> **Task set**
1/ Copy the stretch from "1. Maybe. Though" through "those grant dollars." in the article on running CUDA programs on AMD GPUs.
2/ In the article on running CUDA programs on AMD GPUs, which AMD GPU targets does SCALE currently support?

> **Article**

────

CUDA, But Make It AMD

Compute Unified Device Architecture, or CUDA, is a software platform for doing big parallel calculation tasks on NVIDIA GPUs. It’s been a big part of the push to use GPUs for general purpose computing, and in some ways, competitor AMD has thusly been left out in the cold. However, with more demand for GPU computation than ever, there’s been a breakthrough. SCALE from [Spectral Compute] will let you compile CUDA applications for AMD GPUs.

SCALE allows CUDA programs to run as-is on AMD GPUs, without modification. The SCALE compiler is also intended as a drop-in swap for nvcc, right down to the command line options. For maximum ease of use, it acts like you’ve installed the NVIDIA Cuda Toolkit, so you can build with cmake just like you would for a normal NVIDIA setup. Currently, Navi 21 and Navi 31 (RDNA 2.0 and RDNA 3.0) targets are supported, while a number of other GPUs are undergoing testing and development.

The basic aim is to allow developers to use AMD hardware without having to maintain an entirely separate codebase. It’s still a work in progress, but it’s a promising tool that could help break NVIDIA’s stranglehold on parts of the GPGPU market.

 

40 thoughts on “CUDA, But Make It AMD

    1. OpenCL exists and works. It has historically been slower than CUDA, but newest benchmarks put them very close to each other performance-wise. Library availability is another matter, where CUDA has some advantage.

      1. Maybe. Though I was using it recently to experiment with image segmentation to apply background blur to a webcam feed. In that case, I would rather have something that supported a larger user population and didn’t use up all available CPU resources. Faster than CPU would be fast enough in this application.

      2. “probably trying to make money in one way or another”

        Or save money, if CUDA means less cloud GPU time to pay for. Especially if you’re doing research in an academic context. Gotta stretch those grant dollars.

────

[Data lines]
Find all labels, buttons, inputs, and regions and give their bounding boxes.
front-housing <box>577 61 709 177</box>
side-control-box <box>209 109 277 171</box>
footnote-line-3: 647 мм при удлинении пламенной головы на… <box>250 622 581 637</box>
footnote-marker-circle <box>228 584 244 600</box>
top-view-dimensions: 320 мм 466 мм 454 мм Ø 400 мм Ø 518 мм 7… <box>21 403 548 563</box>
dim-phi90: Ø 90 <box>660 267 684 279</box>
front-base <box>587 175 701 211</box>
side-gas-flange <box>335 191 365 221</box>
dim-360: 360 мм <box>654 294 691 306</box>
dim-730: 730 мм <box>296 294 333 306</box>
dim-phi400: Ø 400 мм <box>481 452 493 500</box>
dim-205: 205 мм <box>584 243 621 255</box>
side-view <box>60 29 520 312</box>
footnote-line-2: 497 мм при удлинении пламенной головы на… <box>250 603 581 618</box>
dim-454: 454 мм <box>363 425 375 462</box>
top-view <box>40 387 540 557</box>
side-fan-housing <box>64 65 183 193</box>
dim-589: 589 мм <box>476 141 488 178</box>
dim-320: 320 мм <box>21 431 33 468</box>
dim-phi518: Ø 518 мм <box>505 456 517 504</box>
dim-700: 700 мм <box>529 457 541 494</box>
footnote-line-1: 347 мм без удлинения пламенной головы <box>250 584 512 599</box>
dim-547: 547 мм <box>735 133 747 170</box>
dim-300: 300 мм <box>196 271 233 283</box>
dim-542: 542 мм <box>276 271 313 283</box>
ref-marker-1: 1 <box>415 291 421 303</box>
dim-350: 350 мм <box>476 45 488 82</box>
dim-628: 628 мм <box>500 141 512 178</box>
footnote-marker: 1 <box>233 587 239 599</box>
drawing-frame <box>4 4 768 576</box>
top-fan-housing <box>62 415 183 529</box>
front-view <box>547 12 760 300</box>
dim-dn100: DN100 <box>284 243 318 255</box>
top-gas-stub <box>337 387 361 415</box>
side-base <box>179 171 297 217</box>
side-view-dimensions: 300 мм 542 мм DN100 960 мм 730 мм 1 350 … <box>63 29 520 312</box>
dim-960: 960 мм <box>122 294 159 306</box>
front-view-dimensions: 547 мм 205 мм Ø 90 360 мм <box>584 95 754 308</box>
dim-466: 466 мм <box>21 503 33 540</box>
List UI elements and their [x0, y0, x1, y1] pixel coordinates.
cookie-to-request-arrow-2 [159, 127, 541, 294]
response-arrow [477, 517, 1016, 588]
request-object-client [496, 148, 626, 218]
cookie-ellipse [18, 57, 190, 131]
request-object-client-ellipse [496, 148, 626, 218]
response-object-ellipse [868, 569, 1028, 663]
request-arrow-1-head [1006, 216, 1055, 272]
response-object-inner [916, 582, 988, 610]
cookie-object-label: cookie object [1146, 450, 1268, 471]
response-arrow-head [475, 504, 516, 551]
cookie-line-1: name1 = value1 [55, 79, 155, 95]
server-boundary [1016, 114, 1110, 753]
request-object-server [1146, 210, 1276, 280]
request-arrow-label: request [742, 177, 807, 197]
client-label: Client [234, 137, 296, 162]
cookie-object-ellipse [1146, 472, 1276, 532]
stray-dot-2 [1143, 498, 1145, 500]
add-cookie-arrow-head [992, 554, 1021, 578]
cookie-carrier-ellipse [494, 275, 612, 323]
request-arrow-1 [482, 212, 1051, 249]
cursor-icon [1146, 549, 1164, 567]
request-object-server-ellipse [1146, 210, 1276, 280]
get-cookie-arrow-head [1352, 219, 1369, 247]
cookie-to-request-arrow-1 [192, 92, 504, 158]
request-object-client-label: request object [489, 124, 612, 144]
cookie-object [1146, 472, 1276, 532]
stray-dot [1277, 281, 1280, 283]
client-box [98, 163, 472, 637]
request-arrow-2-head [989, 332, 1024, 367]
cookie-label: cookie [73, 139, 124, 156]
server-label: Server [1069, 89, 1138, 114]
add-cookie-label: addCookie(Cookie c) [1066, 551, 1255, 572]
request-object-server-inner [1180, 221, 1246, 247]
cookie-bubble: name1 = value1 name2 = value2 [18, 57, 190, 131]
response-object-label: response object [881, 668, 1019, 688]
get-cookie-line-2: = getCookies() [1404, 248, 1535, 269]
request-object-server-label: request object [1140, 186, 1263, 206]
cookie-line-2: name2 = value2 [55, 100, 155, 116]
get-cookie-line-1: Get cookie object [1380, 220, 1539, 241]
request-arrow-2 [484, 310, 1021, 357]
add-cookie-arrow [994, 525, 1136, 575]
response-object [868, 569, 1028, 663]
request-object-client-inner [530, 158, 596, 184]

────

> **Solutions by task**
1/
1. Maybe. Though I was using it recently to experiment with image segmentation to apply background blur to a webcam feed. In that case, I would rather have something that supported a larger user population and didn’t use up all available CPU resources. Faster than CPU would be fast enough in this application.

      2. “probably trying to make money in one way or another”

        Or save money, if CUDA means less cloud GPU time to pay for. Especially if you’re doing research in an academic context. Gotta stretch those grant dollars.

2/ Navi 21 and Navi 31 (RDNA 2.0 and RDNA 3.0).